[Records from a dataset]
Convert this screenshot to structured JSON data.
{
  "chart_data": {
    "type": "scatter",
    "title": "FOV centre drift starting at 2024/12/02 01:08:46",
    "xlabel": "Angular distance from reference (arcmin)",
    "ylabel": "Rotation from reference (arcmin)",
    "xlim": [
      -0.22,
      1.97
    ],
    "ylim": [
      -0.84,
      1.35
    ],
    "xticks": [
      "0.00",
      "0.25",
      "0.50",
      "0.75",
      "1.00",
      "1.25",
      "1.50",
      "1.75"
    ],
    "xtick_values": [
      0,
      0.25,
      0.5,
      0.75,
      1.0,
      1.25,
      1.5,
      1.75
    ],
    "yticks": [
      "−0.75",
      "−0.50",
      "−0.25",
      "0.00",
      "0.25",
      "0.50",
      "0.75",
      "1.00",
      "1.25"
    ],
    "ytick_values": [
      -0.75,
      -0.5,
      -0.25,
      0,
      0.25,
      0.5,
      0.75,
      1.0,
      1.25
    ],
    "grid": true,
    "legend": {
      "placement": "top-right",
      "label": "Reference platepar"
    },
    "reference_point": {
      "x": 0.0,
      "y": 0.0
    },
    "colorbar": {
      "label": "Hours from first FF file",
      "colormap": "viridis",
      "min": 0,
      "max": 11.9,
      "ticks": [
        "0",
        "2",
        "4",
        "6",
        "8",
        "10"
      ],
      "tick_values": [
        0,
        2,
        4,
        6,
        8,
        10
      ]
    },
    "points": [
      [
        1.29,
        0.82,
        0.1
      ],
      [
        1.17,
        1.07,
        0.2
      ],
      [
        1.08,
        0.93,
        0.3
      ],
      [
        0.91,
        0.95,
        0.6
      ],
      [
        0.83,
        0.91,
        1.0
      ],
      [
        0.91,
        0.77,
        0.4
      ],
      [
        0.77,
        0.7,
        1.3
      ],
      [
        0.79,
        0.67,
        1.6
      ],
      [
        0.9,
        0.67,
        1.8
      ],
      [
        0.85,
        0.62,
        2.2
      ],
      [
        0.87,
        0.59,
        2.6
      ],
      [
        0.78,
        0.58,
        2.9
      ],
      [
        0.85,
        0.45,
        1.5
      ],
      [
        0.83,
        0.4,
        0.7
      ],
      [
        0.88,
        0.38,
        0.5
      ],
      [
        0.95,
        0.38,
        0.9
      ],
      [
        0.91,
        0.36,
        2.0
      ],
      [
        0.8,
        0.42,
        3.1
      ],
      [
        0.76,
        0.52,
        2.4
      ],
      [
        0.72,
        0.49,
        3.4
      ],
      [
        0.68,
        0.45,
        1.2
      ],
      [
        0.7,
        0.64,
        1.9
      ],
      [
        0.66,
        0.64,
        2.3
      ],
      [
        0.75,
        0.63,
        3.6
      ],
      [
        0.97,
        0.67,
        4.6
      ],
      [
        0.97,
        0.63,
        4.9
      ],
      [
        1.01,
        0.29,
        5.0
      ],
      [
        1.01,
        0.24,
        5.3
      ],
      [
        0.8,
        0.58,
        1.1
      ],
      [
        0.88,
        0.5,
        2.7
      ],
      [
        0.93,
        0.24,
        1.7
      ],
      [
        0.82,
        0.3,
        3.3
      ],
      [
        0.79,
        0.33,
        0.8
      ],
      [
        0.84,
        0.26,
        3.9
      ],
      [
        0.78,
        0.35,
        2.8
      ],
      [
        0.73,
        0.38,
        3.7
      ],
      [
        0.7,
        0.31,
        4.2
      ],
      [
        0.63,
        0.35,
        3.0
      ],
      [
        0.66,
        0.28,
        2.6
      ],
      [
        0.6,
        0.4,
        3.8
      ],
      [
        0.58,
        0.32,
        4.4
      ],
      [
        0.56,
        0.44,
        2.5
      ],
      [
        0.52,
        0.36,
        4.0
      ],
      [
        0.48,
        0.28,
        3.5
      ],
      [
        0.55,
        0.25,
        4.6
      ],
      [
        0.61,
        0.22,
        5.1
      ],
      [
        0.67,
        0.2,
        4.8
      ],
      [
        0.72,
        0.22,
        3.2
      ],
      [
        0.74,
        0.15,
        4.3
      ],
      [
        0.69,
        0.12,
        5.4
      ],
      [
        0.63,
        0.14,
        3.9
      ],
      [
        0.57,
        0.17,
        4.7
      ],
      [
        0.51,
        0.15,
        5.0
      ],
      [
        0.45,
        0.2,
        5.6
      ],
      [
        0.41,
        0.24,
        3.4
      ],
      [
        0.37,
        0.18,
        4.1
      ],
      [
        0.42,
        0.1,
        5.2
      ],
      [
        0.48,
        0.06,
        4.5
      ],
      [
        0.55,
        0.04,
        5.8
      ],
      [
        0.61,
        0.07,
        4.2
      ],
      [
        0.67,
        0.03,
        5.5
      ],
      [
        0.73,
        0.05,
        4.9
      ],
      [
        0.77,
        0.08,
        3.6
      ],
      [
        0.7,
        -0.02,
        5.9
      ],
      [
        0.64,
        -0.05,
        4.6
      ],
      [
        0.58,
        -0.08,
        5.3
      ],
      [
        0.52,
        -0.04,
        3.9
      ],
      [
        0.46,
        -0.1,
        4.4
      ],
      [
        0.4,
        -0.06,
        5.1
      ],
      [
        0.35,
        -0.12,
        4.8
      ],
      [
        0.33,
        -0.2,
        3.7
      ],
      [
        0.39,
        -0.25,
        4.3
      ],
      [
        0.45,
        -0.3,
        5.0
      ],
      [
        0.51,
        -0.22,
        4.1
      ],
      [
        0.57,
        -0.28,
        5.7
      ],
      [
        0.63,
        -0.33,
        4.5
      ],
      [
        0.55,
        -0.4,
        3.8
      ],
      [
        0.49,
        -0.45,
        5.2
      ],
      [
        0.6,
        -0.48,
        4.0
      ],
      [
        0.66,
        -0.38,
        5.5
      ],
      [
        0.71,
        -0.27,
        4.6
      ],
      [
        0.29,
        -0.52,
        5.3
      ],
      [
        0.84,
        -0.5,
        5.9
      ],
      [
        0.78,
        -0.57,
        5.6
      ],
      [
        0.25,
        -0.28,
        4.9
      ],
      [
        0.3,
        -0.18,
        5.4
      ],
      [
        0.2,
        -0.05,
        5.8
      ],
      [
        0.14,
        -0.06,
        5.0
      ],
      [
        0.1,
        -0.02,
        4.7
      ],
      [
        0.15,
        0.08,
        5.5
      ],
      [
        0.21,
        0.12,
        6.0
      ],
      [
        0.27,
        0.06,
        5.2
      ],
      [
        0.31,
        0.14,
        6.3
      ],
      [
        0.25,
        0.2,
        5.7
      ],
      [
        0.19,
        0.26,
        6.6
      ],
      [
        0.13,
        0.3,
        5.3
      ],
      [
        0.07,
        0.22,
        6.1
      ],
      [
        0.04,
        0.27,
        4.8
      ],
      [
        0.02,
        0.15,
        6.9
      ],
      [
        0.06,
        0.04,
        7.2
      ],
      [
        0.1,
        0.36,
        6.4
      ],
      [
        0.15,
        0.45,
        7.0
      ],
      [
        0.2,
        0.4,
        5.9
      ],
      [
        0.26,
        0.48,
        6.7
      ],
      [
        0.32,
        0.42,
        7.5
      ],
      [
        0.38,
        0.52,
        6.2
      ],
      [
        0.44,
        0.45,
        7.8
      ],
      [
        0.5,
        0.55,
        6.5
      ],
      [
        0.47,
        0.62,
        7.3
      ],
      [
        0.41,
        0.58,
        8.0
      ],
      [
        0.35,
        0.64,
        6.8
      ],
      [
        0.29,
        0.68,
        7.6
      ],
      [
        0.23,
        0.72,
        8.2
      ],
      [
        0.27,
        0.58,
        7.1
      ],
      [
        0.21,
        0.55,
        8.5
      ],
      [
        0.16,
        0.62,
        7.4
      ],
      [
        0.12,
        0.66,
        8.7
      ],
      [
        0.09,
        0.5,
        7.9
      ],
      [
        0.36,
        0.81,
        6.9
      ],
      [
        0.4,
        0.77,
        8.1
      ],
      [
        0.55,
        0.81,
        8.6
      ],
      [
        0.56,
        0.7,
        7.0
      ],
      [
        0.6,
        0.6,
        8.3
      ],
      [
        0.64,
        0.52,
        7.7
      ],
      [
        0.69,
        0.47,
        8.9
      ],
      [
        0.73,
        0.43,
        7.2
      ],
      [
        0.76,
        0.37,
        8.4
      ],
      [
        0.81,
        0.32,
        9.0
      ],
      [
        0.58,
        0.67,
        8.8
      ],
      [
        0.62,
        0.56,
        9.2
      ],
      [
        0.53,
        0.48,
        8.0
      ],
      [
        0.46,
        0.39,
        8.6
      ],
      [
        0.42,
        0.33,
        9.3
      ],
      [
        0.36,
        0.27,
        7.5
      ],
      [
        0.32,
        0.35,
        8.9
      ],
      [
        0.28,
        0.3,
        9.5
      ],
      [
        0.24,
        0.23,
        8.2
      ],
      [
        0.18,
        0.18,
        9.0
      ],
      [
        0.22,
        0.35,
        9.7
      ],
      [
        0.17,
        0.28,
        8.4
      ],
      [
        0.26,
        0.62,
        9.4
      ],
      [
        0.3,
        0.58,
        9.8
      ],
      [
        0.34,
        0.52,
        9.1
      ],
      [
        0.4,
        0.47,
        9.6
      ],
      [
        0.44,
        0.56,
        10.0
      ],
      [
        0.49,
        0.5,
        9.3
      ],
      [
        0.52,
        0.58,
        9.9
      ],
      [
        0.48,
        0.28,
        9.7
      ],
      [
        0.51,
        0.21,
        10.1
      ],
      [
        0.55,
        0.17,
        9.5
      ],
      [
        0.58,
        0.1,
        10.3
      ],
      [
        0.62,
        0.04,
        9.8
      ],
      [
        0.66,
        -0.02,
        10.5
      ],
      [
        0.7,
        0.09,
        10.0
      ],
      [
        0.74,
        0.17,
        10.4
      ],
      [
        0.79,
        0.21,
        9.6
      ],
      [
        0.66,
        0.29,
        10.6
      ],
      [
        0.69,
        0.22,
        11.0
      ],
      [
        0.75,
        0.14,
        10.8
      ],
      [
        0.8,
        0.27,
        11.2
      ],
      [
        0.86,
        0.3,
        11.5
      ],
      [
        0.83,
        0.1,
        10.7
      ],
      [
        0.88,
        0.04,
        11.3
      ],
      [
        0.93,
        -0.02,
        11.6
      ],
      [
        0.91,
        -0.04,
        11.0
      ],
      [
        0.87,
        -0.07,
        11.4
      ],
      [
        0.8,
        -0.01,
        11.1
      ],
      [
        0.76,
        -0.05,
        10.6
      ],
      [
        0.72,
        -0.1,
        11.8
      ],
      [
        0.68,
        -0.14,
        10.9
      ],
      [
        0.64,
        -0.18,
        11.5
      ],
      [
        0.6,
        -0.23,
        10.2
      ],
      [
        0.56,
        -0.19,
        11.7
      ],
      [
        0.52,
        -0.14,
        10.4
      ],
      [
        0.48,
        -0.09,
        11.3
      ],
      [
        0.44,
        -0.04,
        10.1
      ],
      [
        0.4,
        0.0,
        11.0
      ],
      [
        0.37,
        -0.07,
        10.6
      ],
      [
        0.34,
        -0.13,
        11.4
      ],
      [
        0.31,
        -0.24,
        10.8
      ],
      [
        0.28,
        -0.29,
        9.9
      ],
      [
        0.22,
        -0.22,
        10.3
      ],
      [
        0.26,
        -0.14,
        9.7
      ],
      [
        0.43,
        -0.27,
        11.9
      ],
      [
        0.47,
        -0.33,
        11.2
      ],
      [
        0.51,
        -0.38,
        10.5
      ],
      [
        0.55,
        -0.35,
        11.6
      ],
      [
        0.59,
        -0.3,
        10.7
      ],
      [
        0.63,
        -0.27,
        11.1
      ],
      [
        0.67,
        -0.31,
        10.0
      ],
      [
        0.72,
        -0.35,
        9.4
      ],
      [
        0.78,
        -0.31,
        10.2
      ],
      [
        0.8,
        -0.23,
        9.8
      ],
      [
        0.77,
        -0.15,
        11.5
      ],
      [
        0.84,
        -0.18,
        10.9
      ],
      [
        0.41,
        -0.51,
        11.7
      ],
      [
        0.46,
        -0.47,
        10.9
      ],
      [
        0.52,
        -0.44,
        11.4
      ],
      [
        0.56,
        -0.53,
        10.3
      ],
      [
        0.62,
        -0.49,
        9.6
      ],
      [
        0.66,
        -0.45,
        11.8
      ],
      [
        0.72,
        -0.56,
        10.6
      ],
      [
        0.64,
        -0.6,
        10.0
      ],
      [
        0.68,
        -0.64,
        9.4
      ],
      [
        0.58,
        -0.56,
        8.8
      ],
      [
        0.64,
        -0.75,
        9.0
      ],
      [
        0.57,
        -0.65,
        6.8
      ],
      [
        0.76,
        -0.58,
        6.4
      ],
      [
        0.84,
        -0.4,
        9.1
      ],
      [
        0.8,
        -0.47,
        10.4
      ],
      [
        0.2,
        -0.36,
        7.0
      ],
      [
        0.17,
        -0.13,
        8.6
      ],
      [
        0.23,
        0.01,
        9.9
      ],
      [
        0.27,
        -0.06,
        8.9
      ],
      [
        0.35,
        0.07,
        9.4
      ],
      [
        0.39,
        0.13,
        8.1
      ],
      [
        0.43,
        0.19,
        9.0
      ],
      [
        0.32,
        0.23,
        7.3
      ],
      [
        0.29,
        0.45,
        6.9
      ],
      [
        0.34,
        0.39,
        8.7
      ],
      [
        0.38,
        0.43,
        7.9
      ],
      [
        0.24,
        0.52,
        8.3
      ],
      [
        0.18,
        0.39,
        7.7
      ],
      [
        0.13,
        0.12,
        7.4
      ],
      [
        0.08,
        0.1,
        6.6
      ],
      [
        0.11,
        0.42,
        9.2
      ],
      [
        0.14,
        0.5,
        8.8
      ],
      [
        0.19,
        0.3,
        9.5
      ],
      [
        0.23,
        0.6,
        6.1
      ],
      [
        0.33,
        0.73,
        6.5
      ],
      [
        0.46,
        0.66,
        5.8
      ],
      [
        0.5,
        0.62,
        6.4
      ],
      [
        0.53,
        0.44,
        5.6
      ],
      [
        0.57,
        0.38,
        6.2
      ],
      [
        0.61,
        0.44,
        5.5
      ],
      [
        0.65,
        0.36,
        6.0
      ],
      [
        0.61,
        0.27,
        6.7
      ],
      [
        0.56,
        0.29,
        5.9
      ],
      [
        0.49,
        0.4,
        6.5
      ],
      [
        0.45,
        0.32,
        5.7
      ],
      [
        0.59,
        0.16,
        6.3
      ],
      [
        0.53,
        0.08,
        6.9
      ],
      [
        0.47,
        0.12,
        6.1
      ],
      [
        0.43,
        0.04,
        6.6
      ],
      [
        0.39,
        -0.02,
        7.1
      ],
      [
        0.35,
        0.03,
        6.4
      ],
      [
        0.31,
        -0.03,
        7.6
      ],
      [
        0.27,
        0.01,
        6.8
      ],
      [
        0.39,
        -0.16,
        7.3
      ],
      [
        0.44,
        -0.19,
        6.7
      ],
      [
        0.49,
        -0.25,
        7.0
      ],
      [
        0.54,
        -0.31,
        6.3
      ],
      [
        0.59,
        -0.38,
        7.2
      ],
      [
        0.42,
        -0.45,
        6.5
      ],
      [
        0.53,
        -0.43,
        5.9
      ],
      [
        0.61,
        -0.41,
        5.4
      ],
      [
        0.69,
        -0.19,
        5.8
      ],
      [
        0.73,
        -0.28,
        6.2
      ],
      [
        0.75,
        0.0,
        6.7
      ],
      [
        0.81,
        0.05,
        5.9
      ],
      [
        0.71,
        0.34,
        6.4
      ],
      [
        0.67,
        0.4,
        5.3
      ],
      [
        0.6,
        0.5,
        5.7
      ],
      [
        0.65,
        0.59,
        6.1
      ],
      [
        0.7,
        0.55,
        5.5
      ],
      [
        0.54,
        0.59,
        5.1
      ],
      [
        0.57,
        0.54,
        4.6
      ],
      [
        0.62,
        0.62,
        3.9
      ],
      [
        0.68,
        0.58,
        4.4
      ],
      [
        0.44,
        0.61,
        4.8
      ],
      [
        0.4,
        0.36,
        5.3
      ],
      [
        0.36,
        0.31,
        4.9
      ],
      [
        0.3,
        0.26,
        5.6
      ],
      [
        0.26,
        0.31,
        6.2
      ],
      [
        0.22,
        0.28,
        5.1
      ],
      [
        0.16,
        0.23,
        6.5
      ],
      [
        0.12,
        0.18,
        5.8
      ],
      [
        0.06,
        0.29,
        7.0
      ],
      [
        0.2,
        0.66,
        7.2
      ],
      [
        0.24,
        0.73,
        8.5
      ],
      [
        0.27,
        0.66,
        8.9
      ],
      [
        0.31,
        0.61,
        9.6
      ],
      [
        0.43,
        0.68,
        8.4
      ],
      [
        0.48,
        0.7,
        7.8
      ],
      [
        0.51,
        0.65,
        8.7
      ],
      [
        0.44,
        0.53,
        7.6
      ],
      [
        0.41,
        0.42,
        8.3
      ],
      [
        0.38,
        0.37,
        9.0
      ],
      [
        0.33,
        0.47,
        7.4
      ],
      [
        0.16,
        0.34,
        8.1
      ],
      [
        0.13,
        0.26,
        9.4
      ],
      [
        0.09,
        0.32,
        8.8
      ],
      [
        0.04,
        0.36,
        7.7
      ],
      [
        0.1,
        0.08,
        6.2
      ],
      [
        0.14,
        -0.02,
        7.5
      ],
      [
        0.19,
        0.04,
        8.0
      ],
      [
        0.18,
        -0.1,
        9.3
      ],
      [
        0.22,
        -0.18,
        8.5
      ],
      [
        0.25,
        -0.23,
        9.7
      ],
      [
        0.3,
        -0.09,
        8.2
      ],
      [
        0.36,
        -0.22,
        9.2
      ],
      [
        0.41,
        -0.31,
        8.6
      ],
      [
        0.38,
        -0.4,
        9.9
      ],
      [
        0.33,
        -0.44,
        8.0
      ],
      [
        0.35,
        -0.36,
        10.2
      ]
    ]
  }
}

## WHAT THIS TASK INVOLVES
Report how many lines in the records above contain the word "arcmin", giving only the number.

## EXPECTED ANSWER
2